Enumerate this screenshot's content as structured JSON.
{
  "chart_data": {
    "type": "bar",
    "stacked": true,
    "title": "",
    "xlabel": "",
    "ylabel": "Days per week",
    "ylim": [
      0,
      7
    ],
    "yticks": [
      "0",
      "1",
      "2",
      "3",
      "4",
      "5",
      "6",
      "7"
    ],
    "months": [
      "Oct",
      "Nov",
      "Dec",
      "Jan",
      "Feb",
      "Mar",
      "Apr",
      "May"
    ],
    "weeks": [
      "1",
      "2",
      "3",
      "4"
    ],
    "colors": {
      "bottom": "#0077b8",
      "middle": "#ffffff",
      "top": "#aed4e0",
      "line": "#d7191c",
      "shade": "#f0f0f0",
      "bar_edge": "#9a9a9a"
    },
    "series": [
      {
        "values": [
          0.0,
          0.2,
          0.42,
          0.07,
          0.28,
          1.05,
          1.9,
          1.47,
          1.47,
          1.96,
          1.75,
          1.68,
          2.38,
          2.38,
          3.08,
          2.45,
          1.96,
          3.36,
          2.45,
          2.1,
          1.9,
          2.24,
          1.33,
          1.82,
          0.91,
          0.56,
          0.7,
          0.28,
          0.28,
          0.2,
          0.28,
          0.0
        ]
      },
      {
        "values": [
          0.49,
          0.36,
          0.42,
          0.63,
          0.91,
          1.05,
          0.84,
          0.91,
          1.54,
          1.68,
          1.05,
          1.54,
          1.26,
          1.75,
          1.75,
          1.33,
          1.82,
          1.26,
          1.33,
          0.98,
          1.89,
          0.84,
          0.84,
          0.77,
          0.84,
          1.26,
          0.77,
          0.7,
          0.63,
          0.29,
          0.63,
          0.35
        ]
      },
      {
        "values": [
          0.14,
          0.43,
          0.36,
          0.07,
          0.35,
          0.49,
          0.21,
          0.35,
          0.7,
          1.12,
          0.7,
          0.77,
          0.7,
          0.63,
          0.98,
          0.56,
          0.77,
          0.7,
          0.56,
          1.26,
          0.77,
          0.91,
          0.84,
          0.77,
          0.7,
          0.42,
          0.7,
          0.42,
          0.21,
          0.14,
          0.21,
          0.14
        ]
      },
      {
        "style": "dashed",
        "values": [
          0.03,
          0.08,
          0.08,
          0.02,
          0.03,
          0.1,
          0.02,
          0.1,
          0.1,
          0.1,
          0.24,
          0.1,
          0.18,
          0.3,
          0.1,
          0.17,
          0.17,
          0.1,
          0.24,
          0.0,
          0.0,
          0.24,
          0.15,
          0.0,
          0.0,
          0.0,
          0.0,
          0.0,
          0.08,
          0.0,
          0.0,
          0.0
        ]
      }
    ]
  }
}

__YOUR GOAL__. Provide all the records again, word for word.

__FULL ANSWER__.
Enumerate this screenshot's content as structured JSON.
{
  "chart_data": {
    "type": "bar",
    "stacked": true,
    "title": "",
    "xlabel": "",
    "ylabel": "Days per week",
    "ylim": [
      0,
      7
    ],
    "yticks": [
      "0",
      "1",
      "2",
      "3",
      "4",
      "5",
      "6",
      "7"
    ],
    "months": [
      "Oct",
      "Nov",
      "Dec",
      "Jan",
      "Feb",
      "Mar",
      "Apr",
      "May"
    ],
    "weeks": [
      "1",
      "2",
      "3",
      "4"
    ],
    "colors": {
      "bottom": "#0077b8",
      "middle": "#ffffff",
      "top": "#aed4e0",
      "line": "#d7191c",
      "shade": "#f0f0f0",
      "bar_edge": "#9a9a9a"
    },
    "series": [
      {
        "values": [
          0.0,
          0.2,
          0.42,
          0.07,
          0.28,
          1.05,
          1.9,
          1.47,
          1.47,
          1.96,
          1.75,
          1.68,
          2.38,
          2.38,
          3.08,
          2.45,
          1.96,
          3.36,
          2.45,
          2.1,
          1.9,
          2.24,
          1.33,
          1.82,
          0.91,
          0.56,
          0.7,
          0.28,
          0.28,
          0.2,
          0.28,
          0.0
        ]
      },
      {
        "values": [
          0.49,
          0.36,
          0.42,
          0.63,
          0.91,
          1.05,
          0.84,
          0.91,
          1.54,
          1.68,
          1.05,
          1.54,
          1.26,
          1.75,
          1.75,
          1.33,
          1.82,
          1.26,
          1.33,
          0.98,
          1.89,
          0.84,
          0.84,
          0.77,
          0.84,
          1.26,
          0.77,
          0.7,
          0.63,
          0.29,
          0.63,
          0.35
        ]
      },
      {
        "values": [
          0.14,
          0.43,
          0.36,
          0.07,
          0.35,
          0.49,
          0.21,
          0.35,
          0.7,
          1.12,
          0.7,
          0.77,
          0.7,
          0.63,
          0.98,
          0.56,
          0.77,
          0.7,
          0.56,
          1.26,
          0.77,
          0.91,
          0.84,
          0.77,
          0.7,
          0.42,
          0.7,
          0.42,
          0.21,
          0.14,
          0.21,
          0.14
        ]
      },
      {
        "style": "dashed",
        "values": [
          0.03,
          0.08,
          0.08,
          0.02,
          0.03,
          0.1,
          0.02,
          0.1,
          0.1,
          0.1,
          0.24,
          0.1,
          0.18,
          0.3,
          0.1,
          0.17,
          0.17,
          0.1,
          0.24,
          0.0,
          0.0,
          0.24,
          0.15,
          0.0,
          0.0,
          0.0,
          0.0,
          0.0,
          0.08,
          0.0,
          0.0,
          0.0
        ]
      }
    ]
  }
}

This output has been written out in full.